**Stored data**
::::
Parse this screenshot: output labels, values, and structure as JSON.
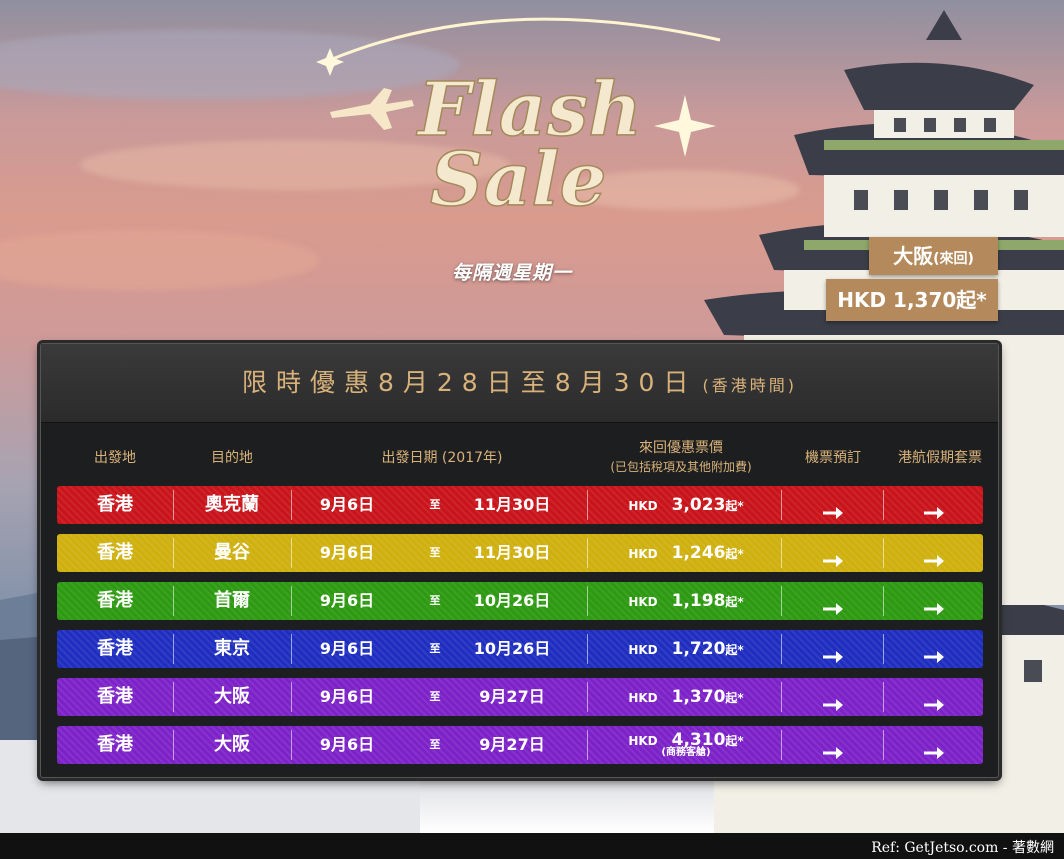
{
  "brand": {
    "logo_line1": "Flash",
    "logo_line2": "Sale",
    "subtitle": "每隔週星期一"
  },
  "promo": {
    "destination": "大阪",
    "trip": "(來回)",
    "price": "HKD 1,370起*"
  },
  "panel": {
    "title": "限時優惠8月28日至8月30日",
    "timezone": "(香港時間)"
  },
  "columns": {
    "origin": "出發地",
    "destination": "目的地",
    "dates": "出發日期 (2017年)",
    "fare": "來回優惠票價",
    "fare_note": "(已包括稅項及其他附加費)",
    "booking": "機票預訂",
    "package": "港航假期套票"
  },
  "rows": [
    {
      "origin": "香港",
      "destination": "奧克蘭",
      "start": "9月6日",
      "to": "至",
      "end": "11月30日",
      "currency": "HKD",
      "amount": "3,023",
      "suffix": "起*",
      "note": "",
      "color": "#c8141a"
    },
    {
      "origin": "香港",
      "destination": "曼谷",
      "start": "9月6日",
      "to": "至",
      "end": "11月30日",
      "currency": "HKD",
      "amount": "1,246",
      "suffix": "起*",
      "note": "",
      "color": "#cfb00f"
    },
    {
      "origin": "香港",
      "destination": "首爾",
      "start": "9月6日",
      "to": "至",
      "end": "10月26日",
      "currency": "HKD",
      "amount": "1,198",
      "suffix": "起*",
      "note": "",
      "color": "#2d9a12"
    },
    {
      "origin": "香港",
      "destination": "東京",
      "start": "9月6日",
      "to": "至",
      "end": "10月26日",
      "currency": "HKD",
      "amount": "1,720",
      "suffix": "起*",
      "note": "",
      "color": "#1f2ec0"
    },
    {
      "origin": "香港",
      "destination": "大阪",
      "start": "9月6日",
      "to": "至",
      "end": "9月27日",
      "currency": "HKD",
      "amount": "1,370",
      "suffix": "起*",
      "note": "",
      "color": "#7d22c8"
    },
    {
      "origin": "香港",
      "destination": "大阪",
      "start": "9月6日",
      "to": "至",
      "end": "9月27日",
      "currency": "HKD",
      "amount": "4,310",
      "suffix": "起*",
      "note": "(商務客艙)",
      "color": "#7d22c8"
    }
  ],
  "icons": {
    "row_action": "arrow-right-icon",
    "logo_mark": "airplane-icon",
    "sparkle": "sparkle-icon"
  },
  "colors": {
    "gold": "#d9b27a",
    "promo_bg": "#b48a5c",
    "panel_bg": "#1d1e1f"
  },
  "footer": {
    "ref": "Ref: GetJetso.com - 著數網"
  }
}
::::
Omitting all images, retype each line of the records precisely.

Parse this screenshot: output labels, values, and structure as JSON.
{
  "brand": {
    "logo_line1": "Flash",
    "logo_line2": "Sale",
    "subtitle": "每隔週星期一"
  },
  "promo": {
    "destination": "大阪",
    "trip": "(來回)",
    "price": "HKD 1,370起*"
  },
  "panel": {
    "title": "限時優惠8月28日至8月30日",
    "timezone": "(香港時間)"
  },
  "columns": {
    "origin": "出發地",
    "destination": "目的地",
    "dates": "出發日期 (2017年)",
    "fare": "來回優惠票價",
    "fare_note": "(已包括稅項及其他附加費)",
    "booking": "機票預訂",
    "package": "港航假期套票"
  },
  "rows": [
    {
      "origin": "香港",
      "destination": "奧克蘭",
      "start": "9月6日",
      "to": "至",
      "end": "11月30日",
      "currency": "HKD",
      "amount": "3,023",
      "suffix": "起*",
      "note": "",
      "color": "#c8141a"
    },
    {
      "origin": "香港",
      "destination": "曼谷",
      "start": "9月6日",
      "to": "至",
      "end": "11月30日",
      "currency": "HKD",
      "amount": "1,246",
      "suffix": "起*",
      "note": "",
      "color": "#cfb00f"
    },
    {
      "origin": "香港",
      "destination": "首爾",
      "start": "9月6日",
      "to": "至",
      "end": "10月26日",
      "currency": "HKD",
      "amount": "1,198",
      "suffix": "起*",
      "note": "",
      "color": "#2d9a12"
    },
    {
      "origin": "香港",
      "destination": "東京",
      "start": "9月6日",
      "to": "至",
      "end": "10月26日",
      "currency": "HKD",
      "amount": "1,720",
      "suffix": "起*",
      "note": "",
      "color": "#1f2ec0"
    },
    {
      "origin": "香港",
      "destination": "大阪",
      "start": "9月6日",
      "to": "至",
      "end": "9月27日",
      "currency": "HKD",
      "amount": "1,370",
      "suffix": "起*",
      "note": "",
      "color": "#7d22c8"
    },
    {
      "origin": "香港",
      "destination": "大阪",
      "start": "9月6日",
      "to": "至",
      "end": "9月27日",
      "currency": "HKD",
      "amount": "4,310",
      "suffix": "起*",
      "note": "(商務客艙)",
      "color": "#7d22c8"
    }
  ],
  "icons": {
    "row_action": "arrow-right-icon",
    "logo_mark": "airplane-icon",
    "sparkle": "sparkle-icon"
  },
  "colors": {
    "gold": "#d9b27a",
    "promo_bg": "#b48a5c",
    "panel_bg": "#1d1e1f"
  },
  "footer": {
    "ref": "Ref: GetJetso.com - 著數網"
  }
}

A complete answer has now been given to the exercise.